• Exercise
Pick every line from the data that holds the word "uploads".

• Dataset records
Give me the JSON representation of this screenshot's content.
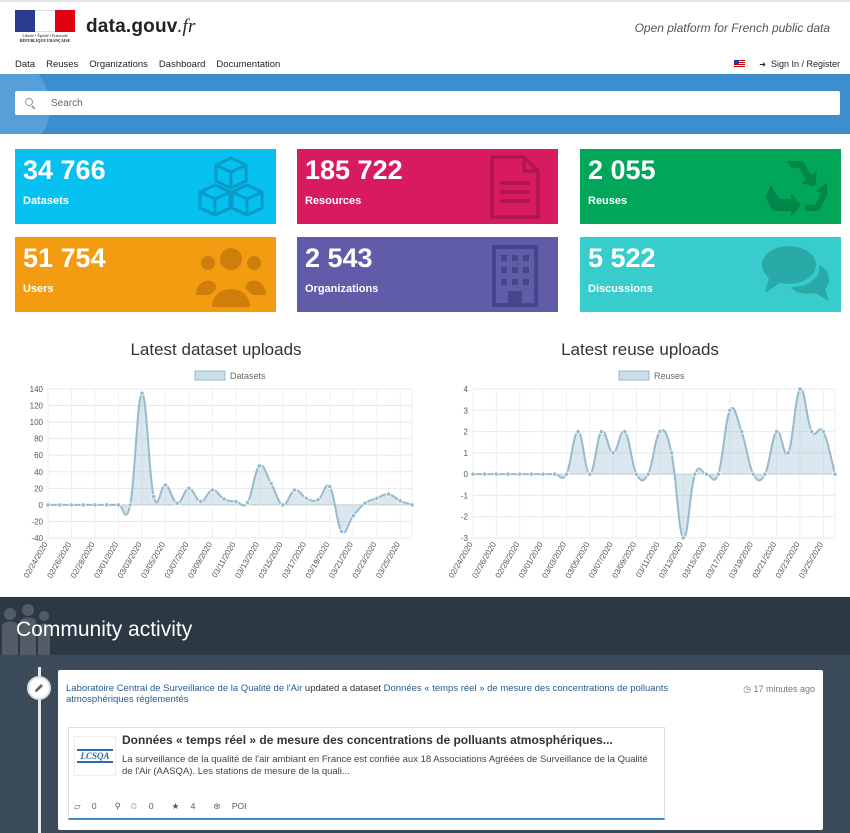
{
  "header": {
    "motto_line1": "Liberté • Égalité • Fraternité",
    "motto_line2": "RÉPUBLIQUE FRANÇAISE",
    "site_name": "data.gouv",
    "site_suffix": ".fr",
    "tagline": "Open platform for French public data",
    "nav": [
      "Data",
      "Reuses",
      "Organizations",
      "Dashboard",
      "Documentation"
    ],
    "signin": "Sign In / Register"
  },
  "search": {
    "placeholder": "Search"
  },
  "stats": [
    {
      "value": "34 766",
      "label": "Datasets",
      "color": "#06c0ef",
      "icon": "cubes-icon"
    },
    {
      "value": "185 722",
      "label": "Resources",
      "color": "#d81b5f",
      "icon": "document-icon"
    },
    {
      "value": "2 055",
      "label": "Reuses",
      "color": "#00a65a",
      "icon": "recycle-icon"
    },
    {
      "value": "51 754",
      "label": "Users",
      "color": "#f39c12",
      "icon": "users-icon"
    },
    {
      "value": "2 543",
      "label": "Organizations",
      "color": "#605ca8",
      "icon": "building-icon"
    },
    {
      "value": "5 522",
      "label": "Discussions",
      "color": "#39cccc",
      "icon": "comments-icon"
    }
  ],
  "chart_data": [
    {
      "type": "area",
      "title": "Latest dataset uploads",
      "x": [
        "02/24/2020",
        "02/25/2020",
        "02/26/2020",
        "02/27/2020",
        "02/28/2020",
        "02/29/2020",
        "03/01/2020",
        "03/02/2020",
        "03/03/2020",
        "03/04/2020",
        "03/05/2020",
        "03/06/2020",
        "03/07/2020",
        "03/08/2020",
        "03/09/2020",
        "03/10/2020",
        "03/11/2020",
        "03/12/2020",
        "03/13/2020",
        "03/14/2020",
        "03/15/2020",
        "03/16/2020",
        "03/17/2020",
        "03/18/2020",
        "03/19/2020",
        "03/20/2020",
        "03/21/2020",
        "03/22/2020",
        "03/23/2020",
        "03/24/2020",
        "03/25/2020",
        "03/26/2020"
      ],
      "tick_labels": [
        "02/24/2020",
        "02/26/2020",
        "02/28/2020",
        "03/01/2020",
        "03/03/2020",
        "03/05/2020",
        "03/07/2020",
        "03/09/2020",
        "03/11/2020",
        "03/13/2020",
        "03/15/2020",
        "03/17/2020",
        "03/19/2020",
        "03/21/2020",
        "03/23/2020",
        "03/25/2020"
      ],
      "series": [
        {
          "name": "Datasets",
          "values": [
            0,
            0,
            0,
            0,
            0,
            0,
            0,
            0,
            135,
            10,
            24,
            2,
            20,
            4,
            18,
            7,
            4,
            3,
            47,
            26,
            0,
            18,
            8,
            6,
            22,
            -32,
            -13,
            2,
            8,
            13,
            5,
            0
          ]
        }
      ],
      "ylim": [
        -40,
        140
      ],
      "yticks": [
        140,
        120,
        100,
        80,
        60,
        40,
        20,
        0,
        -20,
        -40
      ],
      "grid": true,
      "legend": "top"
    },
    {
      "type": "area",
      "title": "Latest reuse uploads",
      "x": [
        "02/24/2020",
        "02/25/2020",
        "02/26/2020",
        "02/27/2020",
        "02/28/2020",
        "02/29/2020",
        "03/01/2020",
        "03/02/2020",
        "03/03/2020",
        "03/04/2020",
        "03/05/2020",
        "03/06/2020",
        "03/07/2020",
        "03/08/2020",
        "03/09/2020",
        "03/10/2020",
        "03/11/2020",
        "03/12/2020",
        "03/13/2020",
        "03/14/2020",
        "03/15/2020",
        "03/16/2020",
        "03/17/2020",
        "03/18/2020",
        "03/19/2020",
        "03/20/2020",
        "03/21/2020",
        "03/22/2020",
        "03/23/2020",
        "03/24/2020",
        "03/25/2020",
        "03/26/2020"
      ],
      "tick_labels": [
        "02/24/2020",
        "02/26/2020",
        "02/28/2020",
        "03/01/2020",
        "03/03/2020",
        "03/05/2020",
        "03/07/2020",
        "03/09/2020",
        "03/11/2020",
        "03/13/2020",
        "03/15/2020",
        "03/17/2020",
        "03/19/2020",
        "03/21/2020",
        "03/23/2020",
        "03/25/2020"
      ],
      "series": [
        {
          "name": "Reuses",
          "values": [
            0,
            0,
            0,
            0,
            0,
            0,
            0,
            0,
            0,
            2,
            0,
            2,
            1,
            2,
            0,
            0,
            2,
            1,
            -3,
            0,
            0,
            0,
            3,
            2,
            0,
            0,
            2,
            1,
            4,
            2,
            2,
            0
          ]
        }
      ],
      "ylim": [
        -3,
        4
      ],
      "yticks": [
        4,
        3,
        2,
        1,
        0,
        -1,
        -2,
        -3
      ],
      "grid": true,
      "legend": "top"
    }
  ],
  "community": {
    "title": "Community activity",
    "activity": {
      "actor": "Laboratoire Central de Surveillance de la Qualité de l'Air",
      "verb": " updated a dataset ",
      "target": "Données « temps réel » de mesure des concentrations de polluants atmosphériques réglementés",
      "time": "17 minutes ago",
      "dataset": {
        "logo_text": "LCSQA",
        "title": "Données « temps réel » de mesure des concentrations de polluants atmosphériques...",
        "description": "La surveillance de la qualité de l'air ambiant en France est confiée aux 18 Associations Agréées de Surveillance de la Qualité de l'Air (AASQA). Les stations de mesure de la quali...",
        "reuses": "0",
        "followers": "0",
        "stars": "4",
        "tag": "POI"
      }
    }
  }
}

==

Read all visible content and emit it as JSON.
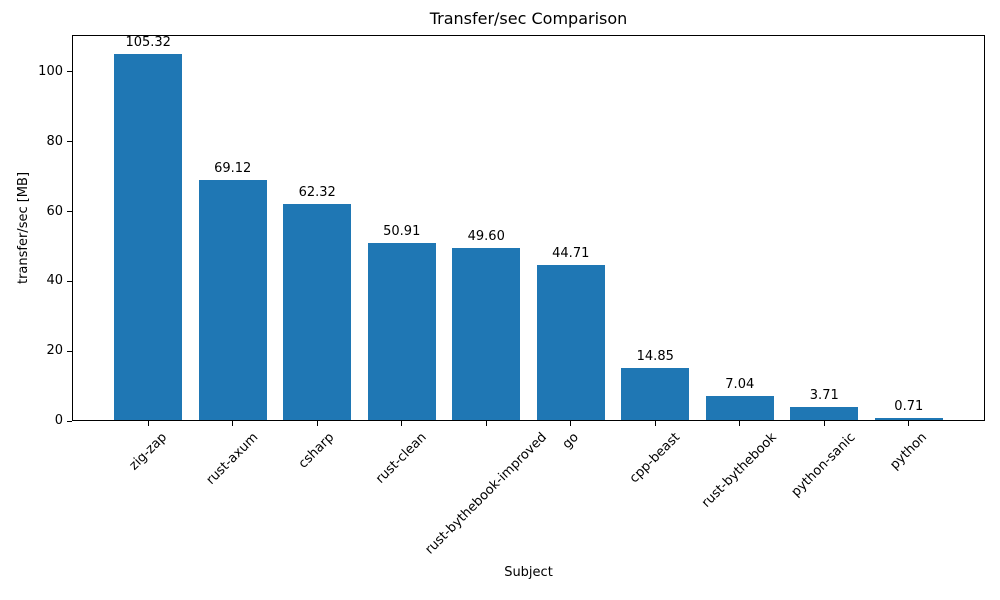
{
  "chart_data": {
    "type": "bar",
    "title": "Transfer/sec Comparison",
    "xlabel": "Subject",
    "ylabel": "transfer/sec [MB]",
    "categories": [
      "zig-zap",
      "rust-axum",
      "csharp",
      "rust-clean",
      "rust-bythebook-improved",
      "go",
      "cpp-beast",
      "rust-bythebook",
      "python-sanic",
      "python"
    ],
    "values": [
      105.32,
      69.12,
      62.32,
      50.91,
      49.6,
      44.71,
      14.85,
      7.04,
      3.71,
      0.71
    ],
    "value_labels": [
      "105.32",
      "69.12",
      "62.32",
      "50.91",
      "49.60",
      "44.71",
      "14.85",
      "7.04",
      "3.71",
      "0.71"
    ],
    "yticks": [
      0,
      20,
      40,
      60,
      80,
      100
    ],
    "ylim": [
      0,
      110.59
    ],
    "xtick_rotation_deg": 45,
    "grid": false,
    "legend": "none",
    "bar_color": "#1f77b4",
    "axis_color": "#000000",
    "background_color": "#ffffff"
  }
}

• The reply
      "title": "Latest dataset uploads",
      "title": "Latest reuse uploads",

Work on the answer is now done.